### Input data:
"""
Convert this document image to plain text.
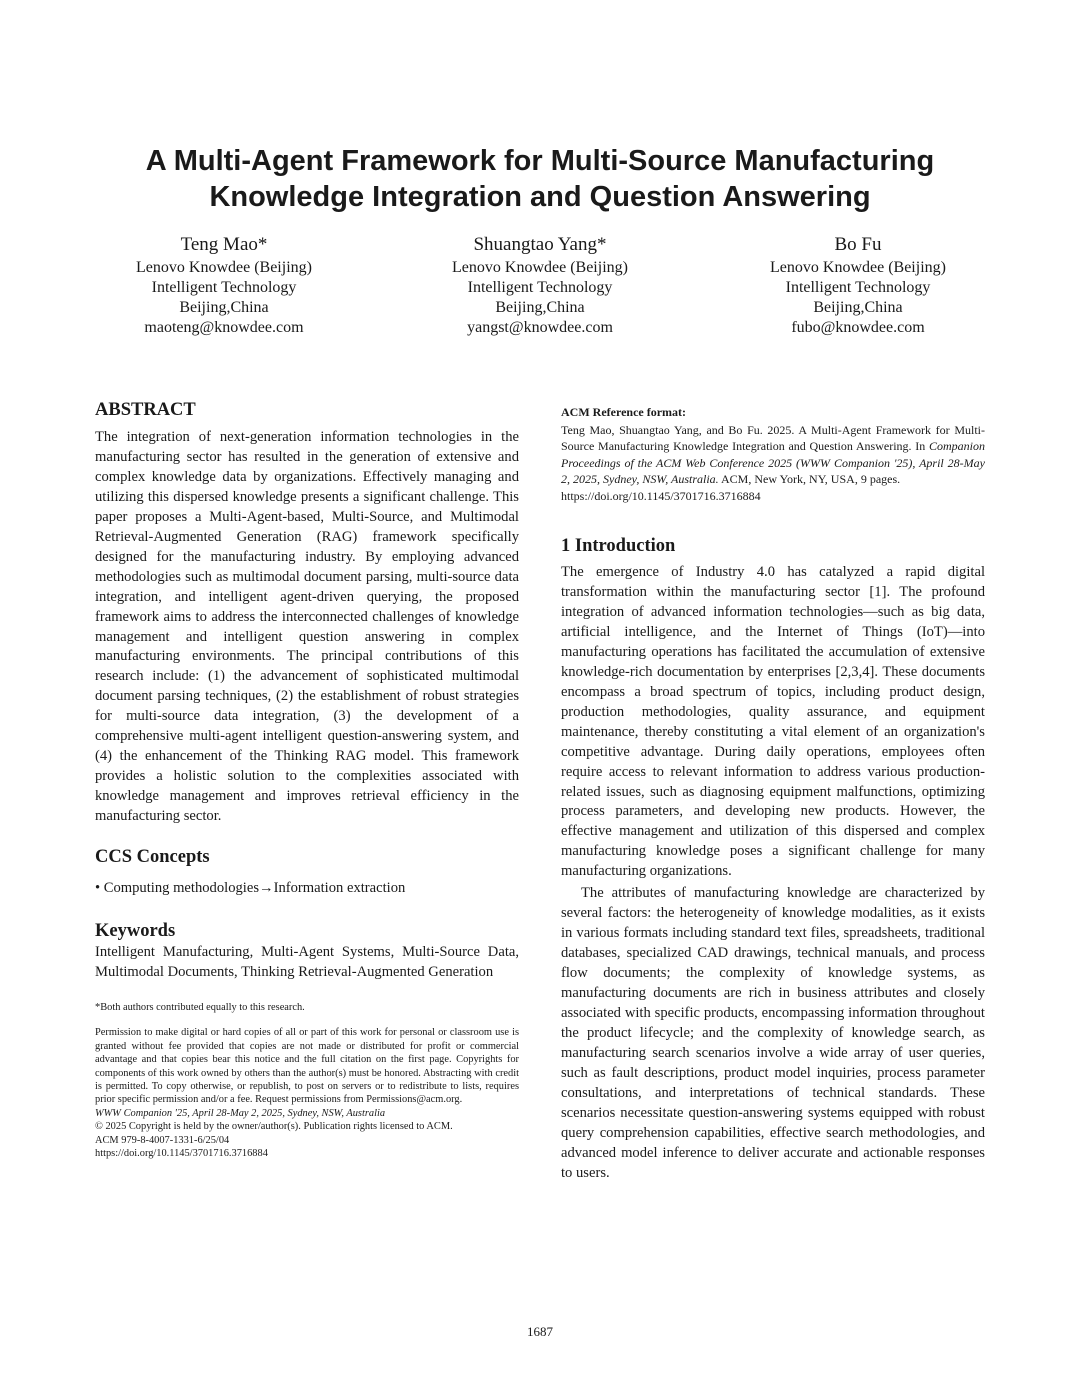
A Multi-Agent Framework for Multi-Source Manufacturing
Knowledge Integration and Question Answering
Teng Mao*
Lenovo Knowdee (Beijing)
Intelligent Technology
Beijing,China
maoteng@knowdee.com
Shuangtao Yang*
Lenovo Knowdee (Beijing)
Intelligent Technology
Beijing,China
yangst@knowdee.com
Bo Fu
Lenovo Knowdee (Beijing)
Intelligent Technology
Beijing,China
fubo@knowdee.com
ABSTRACT

The integration of next-generation information technologies in the manufacturing sector has resulted in the generation of extensive and complex knowledge data by organizations. Effectively managing and utilizing this dispersed knowledge presents a significant challenge. This paper proposes a Multi-Agent-based, Multi-Source, and Multimodal Retrieval-Augmented Generation (RAG) framework specifically designed for the manufacturing industry. By employing advanced methodologies such as multimodal document parsing, multi-source data integration, and intelligent agent-driven querying, the proposed framework aims to address the interconnected challenges of knowledge management and intelligent question answering in complex manufacturing environments. The principal contributions of this research include: (1) the advancement of sophisticated multimodal document parsing techniques, (2) the establishment of robust strategies for multi-source data integration, (3) the development of a comprehensive multi-agent intelligent question-answering system, and (4) the enhancement of the Thinking RAG model. This framework provides a holistic solution to the complexities associated with knowledge management and improves retrieval efficiency in the manufacturing sector.

CCS Concepts

• Computing methodologies→Information extraction

Keywords

Intelligent Manufacturing, Multi-Agent Systems, Multi-Source Data, Multimodal Documents, Thinking Retrieval-Augmented Generation

*Both authors contributed equally to this research.

Permission to make digital or hard copies of all or part of this work for personal or classroom use is granted without fee provided that copies are not made or distributed for profit or commercial advantage and that copies bear this notice and the full citation on the first page. Copyrights for components of this work owned by others than the author(s) must be honored. Abstracting with credit is permitted. To copy otherwise, or republish, to post on servers or to redistribute to lists, requires prior specific permission and/or a fee. Request permissions from Permissions@acm.org.

WWW Companion '25, April 28-May 2, 2025, Sydney, NSW, Australia

© 2025 Copyright is held by the owner/author(s). Publication rights licensed to ACM.

ACM 979-8-4007-1331-6/25/04

https://doi.org/10.1145/3701716.3716884

ACM Reference format:

Teng Mao, Shuangtao Yang, and Bo Fu. 2025. A Multi-Agent Framework for Multi-Source Manufacturing Knowledge Integration and Question Answering. In Companion Proceedings of the ACM Web Conference 2025 (WWW Companion '25), April 28-May 2, 2025, Sydney, NSW, Australia. ACM, New York, NY, USA, 9 pages.
https://doi.org/10.1145/3701716.3716884

1 Introduction

The emergence of Industry 4.0 has catalyzed a rapid digital transformation within the manufacturing sector [1]. The profound integration of advanced information technologies—such as big data, artificial intelligence, and the Internet of Things (IoT)—into manufacturing operations has facilitated the accumulation of extensive knowledge-rich documentation by enterprises [2,3,4]. These documents encompass a broad spectrum of topics, including product design, production methodologies, quality assurance, and equipment maintenance, thereby constituting a vital element of an organization's competitive advantage. During daily operations, employees often require access to relevant information to address various production-related issues, such as diagnosing equipment malfunctions, optimizing process parameters, and developing new products. However, the effective management and utilization of this dispersed and complex manufacturing knowledge poses a significant challenge for many manufacturing organizations.

The attributes of manufacturing knowledge are characterized by several factors: the heterogeneity of knowledge modalities, as it exists in various formats including standard text files, spreadsheets, traditional databases, specialized CAD drawings, technical manuals, and process flow documents; the complexity of knowledge systems, as manufacturing documents are rich in business attributes and closely associated with specific products, encompassing information throughout the product lifecycle; and the complexity of knowledge search, as manufacturing search scenarios involve a wide array of user queries, such as fault descriptions, product model inquiries, process parameter consultations, and interpretations of technical standards. These scenarios necessitate question-answering systems equipped with robust query comprehension capabilities, effective search methodologies, and advanced model inference to deliver accurate and actionable responses to users.

1687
"""
### Exercise task:
Reproduce the data above in full, exactly as it is, with the pictures left out.

### Result of this task:
Convert this document image to plain text.
A Multi-Agent Framework for Multi-Source Manufacturing
Knowledge Integration and Question Answering
Teng Mao*
Lenovo Knowdee (Beijing)
Intelligent Technology
Beijing,China
maoteng@knowdee.com
Shuangtao Yang*
Lenovo Knowdee (Beijing)
Intelligent Technology
Beijing,China
yangst@knowdee.com
Bo Fu
Lenovo Knowdee (Beijing)
Intelligent Technology
Beijing,China
fubo@knowdee.com
ABSTRACT

The integration of next-generation information technologies in the manufacturing sector has resulted in the generation of extensive and complex knowledge data by organizations. Effectively managing and utilizing this dispersed knowledge presents a significant challenge. This paper proposes a Multi-Agent-based, Multi-Source, and Multimodal Retrieval-Augmented Generation (RAG) framework specifically designed for the manufacturing industry. By employing advanced methodologies such as multimodal document parsing, multi-source data integration, and intelligent agent-driven querying, the proposed framework aims to address the interconnected challenges of knowledge management and intelligent question answering in complex manufacturing environments. The principal contributions of this research include: (1) the advancement of sophisticated multimodal document parsing techniques, (2) the establishment of robust strategies for multi-source data integration, (3) the development of a comprehensive multi-agent intelligent question-answering system, and (4) the enhancement of the Thinking RAG model. This framework provides a holistic solution to the complexities associated with knowledge management and improves retrieval efficiency in the manufacturing sector.

CCS Concepts

• Computing methodologies→Information extraction

Keywords

Intelligent Manufacturing, Multi-Agent Systems, Multi-Source Data, Multimodal Documents, Thinking Retrieval-Augmented Generation

*Both authors contributed equally to this research.

Permission to make digital or hard copies of all or part of this work for personal or classroom use is granted without fee provided that copies are not made or distributed for profit or commercial advantage and that copies bear this notice and the full citation on the first page. Copyrights for components of this work owned by others than the author(s) must be honored. Abstracting with credit is permitted. To copy otherwise, or republish, to post on servers or to redistribute to lists, requires prior specific permission and/or a fee. Request permissions from Permissions@acm.org.

WWW Companion '25, April 28-May 2, 2025, Sydney, NSW, Australia

© 2025 Copyright is held by the owner/author(s). Publication rights licensed to ACM.

ACM 979-8-4007-1331-6/25/04

https://doi.org/10.1145/3701716.3716884

ACM Reference format:

Teng Mao, Shuangtao Yang, and Bo Fu. 2025. A Multi-Agent Framework for Multi-Source Manufacturing Knowledge Integration and Question Answering. In Companion Proceedings of the ACM Web Conference 2025 (WWW Companion '25), April 28-May 2, 2025, Sydney, NSW, Australia. ACM, New York, NY, USA, 9 pages.
https://doi.org/10.1145/3701716.3716884

1 Introduction

The emergence of Industry 4.0 has catalyzed a rapid digital transformation within the manufacturing sector [1]. The profound integration of advanced information technologies—such as big data, artificial intelligence, and the Internet of Things (IoT)—into manufacturing operations has facilitated the accumulation of extensive knowledge-rich documentation by enterprises [2,3,4]. These documents encompass a broad spectrum of topics, including product design, production methodologies, quality assurance, and equipment maintenance, thereby constituting a vital element of an organization's competitive advantage. During daily operations, employees often require access to relevant information to address various production-related issues, such as diagnosing equipment malfunctions, optimizing process parameters, and developing new products. However, the effective management and utilization of this dispersed and complex manufacturing knowledge poses a significant challenge for many manufacturing organizations.

The attributes of manufacturing knowledge are characterized by several factors: the heterogeneity of knowledge modalities, as it exists in various formats including standard text files, spreadsheets, traditional databases, specialized CAD drawings, technical manuals, and process flow documents; the complexity of knowledge systems, as manufacturing documents are rich in business attributes and closely associated with specific products, encompassing information throughout the product lifecycle; and the complexity of knowledge search, as manufacturing search scenarios involve a wide array of user queries, such as fault descriptions, product model inquiries, process parameter consultations, and interpretations of technical standards. These scenarios necessitate question-answering systems equipped with robust query comprehension capabilities, effective search methodologies, and advanced model inference to deliver accurate and actionable responses to users.

1687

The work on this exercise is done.